- [Written request]: Wherever "JSON" appears in a line, list that line.

★ ★ ★

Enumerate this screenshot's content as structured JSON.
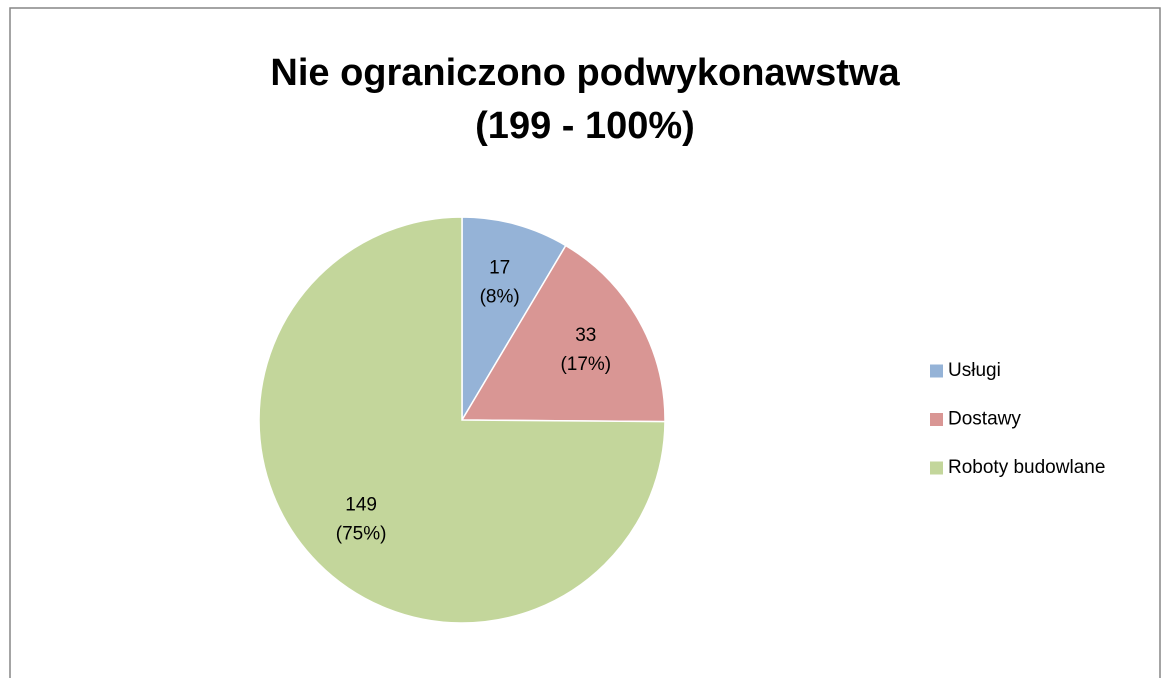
{
  "chart_data": {
    "type": "pie",
    "title": [
      "Nie ograniczono podwykonawstwa",
      "(199 - 100%)"
    ],
    "categories": [
      "Usługi",
      "Dostawy",
      "Roboty budowlane"
    ],
    "values": [
      17,
      33,
      149
    ],
    "value_labels": [
      [
        "17",
        "(8%)"
      ],
      [
        "33",
        "(17%)"
      ],
      [
        "149",
        "(75%)"
      ]
    ],
    "colors": [
      "#95b3d7",
      "#d99694",
      "#c3d69b"
    ],
    "legend": "right"
  }
}
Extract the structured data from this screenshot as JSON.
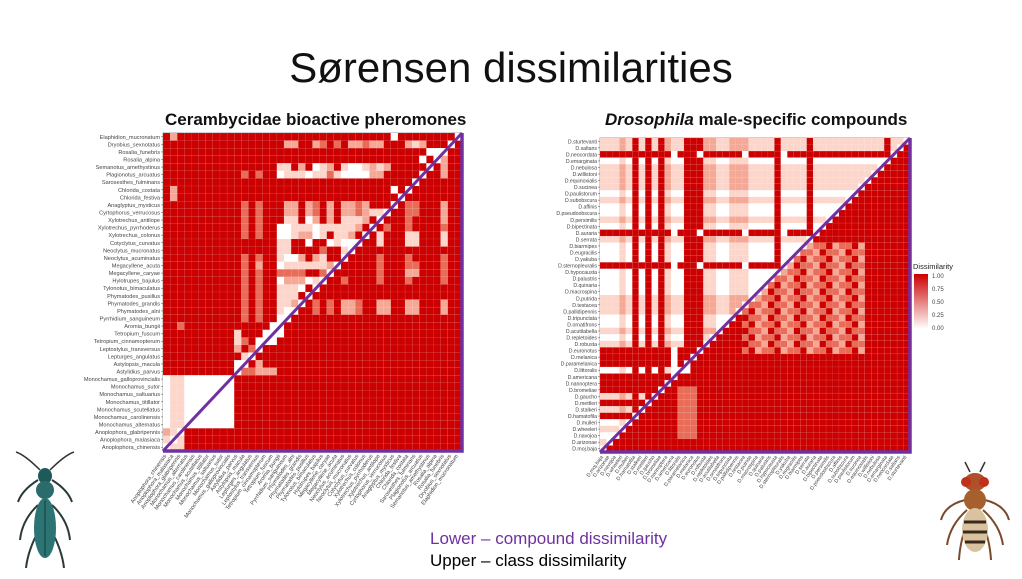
{
  "slide": {
    "title": "Sørensen dissimilarities",
    "footer_lower": "Lower – compound dissimilarity",
    "footer_upper": "Upper –  class dissimilarity",
    "colors": {
      "accent_purple": "#7030a0",
      "high": "#cc0000",
      "low": "#ffffff"
    }
  },
  "chart_data": [
    {
      "type": "heatmap",
      "title": "Cerambycidae bioactive pheromones",
      "value_levels": [
        0.0,
        0.25,
        0.5,
        0.75,
        1.0
      ],
      "note": "Lower – compound dissimilarity; Upper – class dissimilarity",
      "rows": [
        "Elaphidion_mucronatum",
        "Dryobius_sexnotatus",
        "Rosalia_funebris",
        "Rosalia_alpina",
        "Semanotus_amethystinus",
        "Plagionotus_arcuatus",
        "Sarosesthes_fulminans",
        "Chlorida_costata",
        "Chlorida_festiva",
        "Anaglyptus_mysticus",
        "Cyrtophorus_verrucosus",
        "Xylotrechus_antilope",
        "Xylotrechus_pyrrhoderus",
        "Xylotrechus_colonus",
        "Cotyclytus_curvatus",
        "Neoclytus_mucronatus",
        "Neoclytus_acuminatus",
        "Megacyllene_acuta",
        "Megacyllene_caryae",
        "Hylotrupes_bajulus",
        "Tylonotus_bimaculatus",
        "Phymatodes_pusillus",
        "Phymatodes_grandis",
        "Phymatodes_alni",
        "Pyrrhidium_sanguineum",
        "Aromia_bungii",
        "Tetropium_fuscum",
        "Tetropium_cinnamopterum",
        "Leptostylus_transversus",
        "Lepturges_angulatus",
        "Astylopsis_macula",
        "Astylidius_parvus",
        "Monochamus_galloprovincialis",
        "Monochamus_sutor",
        "Monochamus_saltuarius",
        "Monochamus_titillator",
        "Monochamus_scutellatus",
        "Monochamus_carolinensis",
        "Monochamus_alternatus",
        "Anoplophora_glabripennis",
        "Anoplophora_malasiaca",
        "Anoplophora_chinensis"
      ],
      "matrix_levels": [
        "4244444444 4444444444 4444444444 4404444444 40",
        "4444444444 4444444224 4234342232 2444212444 04",
        "4444444444 4444444444 4444444444 4444444000 44",
        "4444444444 4444444444 4444444444 4444440402 44",
        "4444444444 4444441142 4012410012 1244444042 44",
        "4444444444 4343440111 0113100002 2444440442 44",
        "4444444444 4444444444 4444444444 4444404444 44",
        "4244444444 4444444444 4444444444 4404044444 44",
        "4244444444 4444444444 4444444444 4440444444 44",
        "4444444444 4343444224 2342422324 4404334442 44",
        "4444444444 4343444224 2342422321 1044334442 44",
        "4444444444 4343444114 0242411124 0444344442 44",
        "4444444444 4343440011 1011111240 4344344443 44",
        "4444444444 4343440012 2014112404 1444114441 44",
        "4444444444 4444441144 0440100044 1444114441 44",
        "4444444444 4444441144 4434410444 4444444444 44",
        "4444444444 4343441002 4214404444 3444344443 44",
        "4444444444 4342440111 1112044444 3444334443 44",
        "4444444444 4343443333 4430444444 3444224443 44",
        "4444444444 4343440222 0104434444 3444344443 44",
        "4444444444 4343441110 4044444444 4444444444 44",
        "4444444444 4343441114 0444444444 4444444444 44",
        "4444444444 4343441120 4343422344 2244224442 44",
        "4444444444 4343441004 4343422344 2244224442 44",
        "4444444444 4343440044 4444444444 4444444444 44",
        "4434444444 4444400444 4444444444 4444444444 44",
        "4444444444 1444000444 4444444444 4444444444 44",
        "4444444444 1340004444 4444444444 4444444444 44",
        "4444444444 2430444444 4444444444 4444444444 44",
        "4444444444 4104444444 4444444444 4444444444 44",
        "4444444444 0042444444 4444444444 4444444444 44",
        "4444444444 0332224444 4444444444 4444444444 44",
        "0110000000 4444444444 4444444444 4444444444 44",
        "0110000000 4444444444 4444444444 4444444444 44",
        "0110000000 4444444444 4444444444 4444444444 44",
        "0110000000 4444444444 4444444444 4444444444 44",
        "0110000000 4444444444 4444444444 4444444444 44",
        "0110000000 4444444444 4444444444 4444444444 44",
        "0110000000 4444444444 4444444444 4444444444 44",
        "2104444444 4444444444 4444444444 4444444444 44",
        "1014444444 4444444444 4444444444 4444444444 44",
        "0114444444 4444444444 4444444444 4444444444 44"
      ]
    },
    {
      "type": "heatmap",
      "title_italic": "Drosophila",
      "title_rest": " male-specific compounds",
      "legend": {
        "title": "Dissimilarity",
        "ticks": [
          "1.00",
          "0.75",
          "0.50",
          "0.25",
          "0.00"
        ],
        "placement": "right"
      },
      "value_levels": [
        0.0,
        0.25,
        0.5,
        0.75,
        1.0
      ],
      "rows": [
        "D.sturtevanti",
        "D.saltans",
        "D.neocordata",
        "D.emarginata",
        "D.nebulosa",
        "D.willistoni",
        "D.equinoxialis",
        "D.sucinea",
        "D.paulistorum",
        "D.subobscura",
        "D.affinis",
        "D.pseudoobscura",
        "D.persimilis",
        "D.bipectinata",
        "D.auraria",
        "D.serrata",
        "D.biarmipes",
        "D.eugracilis",
        "D.yakuba",
        "D.sternopleuralis",
        "D.hypocausta",
        "D.palustris",
        "D.quinaria",
        "D.macrospina",
        "D.putrida",
        "D.testacea",
        "D.pallidipennis",
        "D.tripunctata",
        "D.ornatifrons",
        "D.acutilabella",
        "D.repletoides",
        "D.robusta",
        "D.euronotus",
        "D.melanica",
        "D.paramelanica",
        "D.littoralis",
        "D.americana",
        "D.nannoptera",
        "D.bromeliae",
        "D.gaucho",
        "D.mettleri",
        "D.stalkeri",
        "D.hamatofila",
        "D.mulleri",
        "D.wheeleri",
        "D.navojoa",
        "D.arizonae",
        "D.moj.baja"
      ],
      "matrix_levels": [
        "1112141414 2114442211 2221111411 1141111111 11114110",
        "1112141414 2114442211 2221111411 1141111111 11114104",
        "4444444444 4044404444 4404444404 4444444444 44444044",
        "0001040404 1004441100 1110000400 0040000000 00000444",
        "1112141414 2114442211 2221111411 1141111111 11104444",
        "1112141414 2114442211 2221111411 1141111111 11044444",
        "1112141414 2114442211 2221111411 1141111111 10444444",
        "1112141414 2114442211 2221111411 1141111111 04444444",
        "0001040404 1004441100 1110000400 0040000000 44444444",
        "1112141414 2114442211 2221111411 1141111104 44444444",
        "0001040404 1004441100 1110000400 0040000044 44444444",
        "0001040404 1004441100 1110000400 0040000444 44444444",
        "1112141414 2114442211 2221111411 1141104444 44444444",
        "0001040404 1004441100 1110000400 0040044444 44444444",
        "4444444444 4044404444 4404444404 4440444444 44444444",
        "1112141414 2114442211 2221111411 1104444444 44444444",
        "0001040404 1004441100 1110000400 0023342334 24444444",
        "0001040404 1004441100 1110000400 0332433243 34444444",
        "0001040404 1004441100 1110000400 3423342334 24444444",
        "4444444444 4044404444 4404444402 4332433243 34444444",
        "0001040404 1004441100 1110000023 3423342334 24444444",
        "0001040404 1004441100 1110000332 4332433243 34444444",
        "0001040404 1004441100 1110003423 3423342334 24444444",
        "0001040404 1004441100 1110024332 4332433243 34444444",
        "1112141414 2114442211 2220233423 3423342334 24444444",
        "1112141414 2114442211 2203324332 4332433243 34444444",
        "1112141414 2114442211 2034233423 3423342334 24444444",
        "0001040404 1004441100 0443324332 4332433243 34444444",
        "0001040404 1004441100 4434233423 3423342334 24444444",
        "1112141414 2114442204 4443324332 4332433243 34444444",
        "0001040404 1004441044 4434233423 3423342334 24444444",
        "1112141414 2114440444 4443324332 4332433243 34444444",
        "4444444444 4044404444 4434233423 3423342334 24444444",
        "4444444444 4044044444 4444444444 4444444444 44444444",
        "4444444444 4040444444 4444444444 4444444444 44444444",
        "0001040404 1000444444 4444444444 4444444444 44444444",
        "4444444444 4044444444 4444444444 4444444444 44444444",
        "4444444444 0444444444 4444444444 4444444444 44444444",
        "4444444440 4433344444 4444444444 4444444444 44444444",
        "1112141404 4433344444 4444444444 4444444444 44444444",
        "4444444044 4433344444 4444444444 4444444444 44444444",
        "1112140444 4433344444 4444444444 4444444444 44444444",
        "4444404444 4433344444 4444444444 4444444444 44444444",
        "0001044444 4433344444 4444444444 4444444444 44444444",
        "1110444444 4433344444 4444444444 4444444444 44444444",
        "0004444444 4433344444 4444444444 4444444444 44444444",
        "1044444444 4444444444 4444444444 4444444444 44444444",
        "0444444444 4444444444 4444444444 4444444444 44444444"
      ]
    }
  ]
}
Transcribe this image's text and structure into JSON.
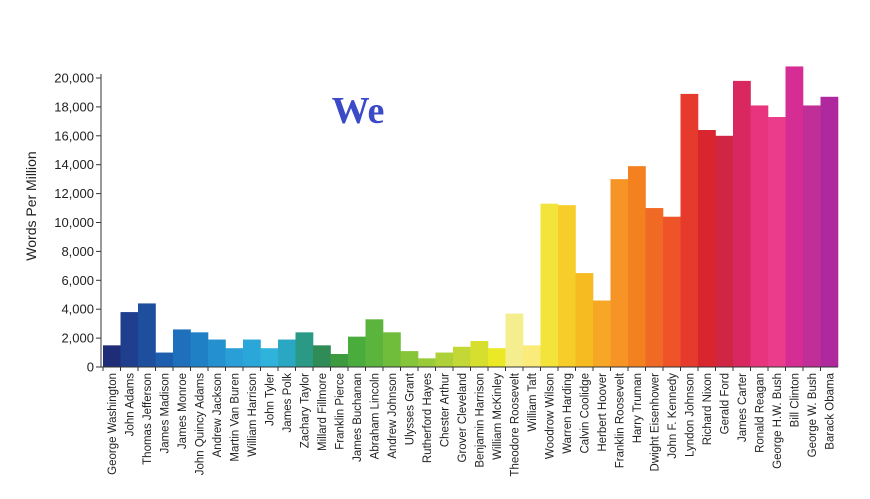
{
  "chart_data": {
    "type": "bar",
    "title": "We",
    "title_color": "#3b4bc8",
    "xlabel": "",
    "ylabel": "Words Per Million",
    "ylim": [
      0,
      20000
    ],
    "yticks": [
      "0",
      "2,000",
      "4,000",
      "6,000",
      "8,000",
      "10,000",
      "12,000",
      "14,000",
      "16,000",
      "18,000",
      "20,000"
    ],
    "grid": false,
    "categories": [
      "George Washington",
      "John Adams",
      "Thomas Jefferson",
      "James Madison",
      "James Monroe",
      "John Quincy Adams",
      "Andrew Jackson",
      "Martin Van Buren",
      "William Harrison",
      "John Tyler",
      "James Polk",
      "Zachary Taylor",
      "Millard Fillmore",
      "Franklin Pierce",
      "James Buchanan",
      "Abraham Lincoln",
      "Andrew Johnson",
      "Ulysses Grant",
      "Rutherford Hayes",
      "Chester Arthur",
      "Grover Cleveland",
      "Benjamin Harrison",
      "William McKinley",
      "Theodore Roosevelt",
      "William Taft",
      "Woodrow Wilson",
      "Warren Harding",
      "Calvin Coolidge",
      "Herbert Hoover",
      "Franklin Roosevelt",
      "Harry Truman",
      "Dwight Eisenhower",
      "John F. Kennedy",
      "Lyndon Johnson",
      "Richard Nixon",
      "Gerald Ford",
      "James Carter",
      "Ronald Reagan",
      "George H.W. Bush",
      "Bill Clinton",
      "George W. Bush",
      "Barack Obama"
    ],
    "values": [
      1500,
      3800,
      4400,
      1000,
      2600,
      2400,
      1900,
      1300,
      1900,
      1300,
      1900,
      2400,
      1500,
      900,
      2100,
      3300,
      2400,
      1100,
      600,
      1000,
      1400,
      1800,
      1300,
      3700,
      1500,
      11300,
      11200,
      6500,
      4600,
      13000,
      13900,
      11000,
      10400,
      18900,
      16400,
      16000,
      19800,
      18100,
      17300,
      20800,
      18100,
      18700
    ],
    "colors": [
      "#1f2d78",
      "#1f3f8e",
      "#1e4f9e",
      "#1e5eaf",
      "#1e6fbc",
      "#2080c6",
      "#2490cf",
      "#2a9ed6",
      "#2aa7d8",
      "#2fb3dc",
      "#2aa7c2",
      "#2a9a86",
      "#2f8c56",
      "#3d9a3e",
      "#4aac3c",
      "#5bb53d",
      "#6fbd3b",
      "#86c43a",
      "#99ca3a",
      "#aed13a",
      "#c3d836",
      "#d7df2e",
      "#ebe925",
      "#f4ee8e",
      "#fbeb7a",
      "#f3e43c",
      "#f7cd2a",
      "#f7bb22",
      "#f6a725",
      "#f79426",
      "#f4811f",
      "#f06a25",
      "#ee5428",
      "#e63b2c",
      "#d9252e",
      "#d02644",
      "#d9285f",
      "#e8347e",
      "#ea3c8a",
      "#d62d94",
      "#c02f98",
      "#b0289e",
      "#9c2c9a",
      "#862ca0",
      "#6a2b96",
      "#5a2b90",
      "#1f2d6e"
    ]
  }
}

★ ★ ★

- [Output of the task]:
Enumerate this screenshot's content as structured JSON.
Extract the structured data from this screenshot as JSON.
Transcribe this image's text and structure into JSON.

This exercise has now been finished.